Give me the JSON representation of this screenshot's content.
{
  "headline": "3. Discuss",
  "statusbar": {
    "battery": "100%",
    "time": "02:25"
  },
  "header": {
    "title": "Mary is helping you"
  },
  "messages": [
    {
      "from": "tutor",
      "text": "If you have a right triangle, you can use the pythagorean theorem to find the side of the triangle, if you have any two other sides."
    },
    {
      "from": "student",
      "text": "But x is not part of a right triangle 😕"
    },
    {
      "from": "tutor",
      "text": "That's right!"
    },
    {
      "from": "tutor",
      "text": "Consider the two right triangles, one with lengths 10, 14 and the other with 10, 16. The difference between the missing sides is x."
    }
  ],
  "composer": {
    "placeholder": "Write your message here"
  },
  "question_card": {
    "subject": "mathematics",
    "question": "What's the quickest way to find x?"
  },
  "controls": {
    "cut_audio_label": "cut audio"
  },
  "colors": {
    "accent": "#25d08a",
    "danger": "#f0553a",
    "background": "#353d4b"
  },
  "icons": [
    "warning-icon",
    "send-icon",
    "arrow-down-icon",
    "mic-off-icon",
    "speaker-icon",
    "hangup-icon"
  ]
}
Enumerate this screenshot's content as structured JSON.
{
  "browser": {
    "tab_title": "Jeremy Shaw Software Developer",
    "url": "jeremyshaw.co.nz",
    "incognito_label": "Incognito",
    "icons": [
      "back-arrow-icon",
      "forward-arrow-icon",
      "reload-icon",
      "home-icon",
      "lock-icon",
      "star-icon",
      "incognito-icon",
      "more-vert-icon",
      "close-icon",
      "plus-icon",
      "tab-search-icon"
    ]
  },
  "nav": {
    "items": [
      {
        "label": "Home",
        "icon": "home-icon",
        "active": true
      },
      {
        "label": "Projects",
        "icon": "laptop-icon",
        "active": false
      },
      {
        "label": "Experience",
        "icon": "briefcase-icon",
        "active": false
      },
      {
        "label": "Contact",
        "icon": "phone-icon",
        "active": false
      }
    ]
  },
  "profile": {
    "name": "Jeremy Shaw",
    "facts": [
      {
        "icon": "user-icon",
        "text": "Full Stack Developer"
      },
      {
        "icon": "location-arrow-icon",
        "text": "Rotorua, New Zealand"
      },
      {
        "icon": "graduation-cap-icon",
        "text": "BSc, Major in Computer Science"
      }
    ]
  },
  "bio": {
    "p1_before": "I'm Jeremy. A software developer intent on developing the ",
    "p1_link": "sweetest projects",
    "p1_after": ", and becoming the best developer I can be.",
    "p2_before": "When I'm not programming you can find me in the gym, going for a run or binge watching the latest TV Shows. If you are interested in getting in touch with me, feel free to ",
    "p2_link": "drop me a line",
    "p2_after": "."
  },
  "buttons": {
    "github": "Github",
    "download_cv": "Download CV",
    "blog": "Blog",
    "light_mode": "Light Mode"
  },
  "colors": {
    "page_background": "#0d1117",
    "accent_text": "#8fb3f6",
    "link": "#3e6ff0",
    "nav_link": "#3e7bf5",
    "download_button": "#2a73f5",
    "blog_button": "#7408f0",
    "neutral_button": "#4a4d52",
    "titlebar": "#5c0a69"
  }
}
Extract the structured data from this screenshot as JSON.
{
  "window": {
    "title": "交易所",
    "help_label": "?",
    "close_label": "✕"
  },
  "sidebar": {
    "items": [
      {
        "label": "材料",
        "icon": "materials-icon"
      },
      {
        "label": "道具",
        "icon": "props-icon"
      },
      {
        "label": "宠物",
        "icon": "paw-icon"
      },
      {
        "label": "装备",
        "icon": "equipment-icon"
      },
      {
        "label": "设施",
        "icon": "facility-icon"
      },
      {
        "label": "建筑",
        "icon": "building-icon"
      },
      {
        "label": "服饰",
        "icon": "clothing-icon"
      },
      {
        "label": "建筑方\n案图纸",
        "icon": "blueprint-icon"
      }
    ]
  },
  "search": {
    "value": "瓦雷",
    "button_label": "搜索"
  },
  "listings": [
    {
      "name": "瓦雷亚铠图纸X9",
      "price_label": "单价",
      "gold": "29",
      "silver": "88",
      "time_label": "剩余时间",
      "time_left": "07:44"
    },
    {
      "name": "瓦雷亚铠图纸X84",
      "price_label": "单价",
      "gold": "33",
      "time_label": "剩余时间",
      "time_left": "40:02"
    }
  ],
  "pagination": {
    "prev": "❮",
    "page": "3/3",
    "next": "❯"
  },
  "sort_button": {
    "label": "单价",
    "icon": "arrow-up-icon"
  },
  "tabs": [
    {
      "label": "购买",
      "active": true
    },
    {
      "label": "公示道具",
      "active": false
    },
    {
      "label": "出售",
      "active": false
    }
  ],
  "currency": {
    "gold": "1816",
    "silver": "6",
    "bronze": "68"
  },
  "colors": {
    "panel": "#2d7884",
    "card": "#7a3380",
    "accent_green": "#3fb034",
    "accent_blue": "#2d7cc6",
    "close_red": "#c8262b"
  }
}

★ ★ ★ ★ ★

# Directive:
Print back all the lines verbatim.

# Result of this exercise:
Give me the JSON representation of this screenshot's content.
{
  "headline": "3. Discuss",
  "statusbar": {
    "battery": "100%",
    "time": "02:25"
  },
  "header": {
    "title": "Mary is helping you"
  },
  "messages": [
    {
      "from": "tutor",
      "text": "If you have a right triangle, you can use the pythagorean theorem to find the side of the triangle, if you have any two other sides."
    },
    {
      "from": "student",
      "text": "But x is not part of a right triangle 😕"
    },
    {
      "from": "tutor",
      "text": "That's right!"
    },
    {
      "from": "tutor",
      "text": "Consider the two right triangles, one with lengths 10, 14 and the other with 10, 16. The difference between the missing sides is x."
    }
  ],
  "composer": {
    "placeholder": "Write your message here"
  },
  "question_card": {
    "subject": "mathematics",
    "question": "What's the quickest way to find x?"
  },
  "controls": {
    "cut_audio_label": "cut audio"
  },
  "colors": {
    "accent": "#25d08a",
    "danger": "#f0553a",
    "background": "#353d4b"
  },
  "icons": [
    "warning-icon",
    "send-icon",
    "arrow-down-icon",
    "mic-off-icon",
    "speaker-icon",
    "hangup-icon"
  ]
}
Enumerate this screenshot's content as structured JSON.
{
  "browser": {
    "tab_title": "Jeremy Shaw Software Developer",
    "url": "jeremyshaw.co.nz",
    "incognito_label": "Incognito",
    "icons": [
      "back-arrow-icon",
      "forward-arrow-icon",
      "reload-icon",
      "home-icon",
      "lock-icon",
      "star-icon",
      "incognito-icon",
      "more-vert-icon",
      "close-icon",
      "plus-icon",
      "tab-search-icon"
    ]
  },
  "nav": {
    "items": [
      {
        "label": "Home",
        "icon": "home-icon",
        "active": true
      },
      {
        "label": "Projects",
        "icon": "laptop-icon",
        "active": false
      },
      {
        "label": "Experience",
        "icon": "briefcase-icon",
        "active": false
      },
      {
        "label": "Contact",
        "icon": "phone-icon",
        "active": false
      }
    ]
  },
  "profile": {
    "name": "Jeremy Shaw",
    "facts": [
      {
        "icon": "user-icon",
        "text": "Full Stack Developer"
      },
      {
        "icon": "location-arrow-icon",
        "text": "Rotorua, New Zealand"
      },
      {
        "icon": "graduation-cap-icon",
        "text": "BSc, Major in Computer Science"
      }
    ]
  },
  "bio": {
    "p1_before": "I'm Jeremy. A software developer intent on developing the ",
    "p1_link": "sweetest projects",
    "p1_after": ", and becoming the best developer I can be.",
    "p2_before": "When I'm not programming you can find me in the gym, going for a run or binge watching the latest TV Shows. If you are interested in getting in touch with me, feel free to ",
    "p2_link": "drop me a line",
    "p2_after": "."
  },
  "buttons": {
    "github": "Github",
    "download_cv": "Download CV",
    "blog": "Blog",
    "light_mode": "Light Mode"
  },
  "colors": {
    "page_background": "#0d1117",
    "accent_text": "#8fb3f6",
    "link": "#3e6ff0",
    "nav_link": "#3e7bf5",
    "download_button": "#2a73f5",
    "blog_button": "#7408f0",
    "neutral_button": "#4a4d52",
    "titlebar": "#5c0a69"
  }
}
Extract the structured data from this screenshot as JSON.
{
  "window": {
    "title": "交易所",
    "help_label": "?",
    "close_label": "✕"
  },
  "sidebar": {
    "items": [
      {
        "label": "材料",
        "icon": "materials-icon"
      },
      {
        "label": "道具",
        "icon": "props-icon"
      },
      {
        "label": "宠物",
        "icon": "paw-icon"
      },
      {
        "label": "装备",
        "icon": "equipment-icon"
      },
      {
        "label": "设施",
        "icon": "facility-icon"
      },
      {
        "label": "建筑",
        "icon": "building-icon"
      },
      {
        "label": "服饰",
        "icon": "clothing-icon"
      },
      {
        "label": "建筑方\n案图纸",
        "icon": "blueprint-icon"
      }
    ]
  },
  "search": {
    "value": "瓦雷",
    "button_label": "搜索"
  },
  "listings": [
    {
      "name": "瓦雷亚铠图纸X9",
      "price_label": "单价",
      "gold": "29",
      "silver": "88",
      "time_label": "剩余时间",
      "time_left": "07:44"
    },
    {
      "name": "瓦雷亚铠图纸X84",
      "price_label": "单价",
      "gold": "33",
      "time_label": "剩余时间",
      "time_left": "40:02"
    }
  ],
  "pagination": {
    "prev": "❮",
    "page": "3/3",
    "next": "❯"
  },
  "sort_button": {
    "label": "单价",
    "icon": "arrow-up-icon"
  },
  "tabs": [
    {
      "label": "购买",
      "active": true
    },
    {
      "label": "公示道具",
      "active": false
    },
    {
      "label": "出售",
      "active": false
    }
  ],
  "currency": {
    "gold": "1816",
    "silver": "6",
    "bronze": "68"
  },
  "colors": {
    "panel": "#2d7884",
    "card": "#7a3380",
    "accent_green": "#3fb034",
    "accent_blue": "#2d7cc6",
    "close_red": "#c8262b"
  }
}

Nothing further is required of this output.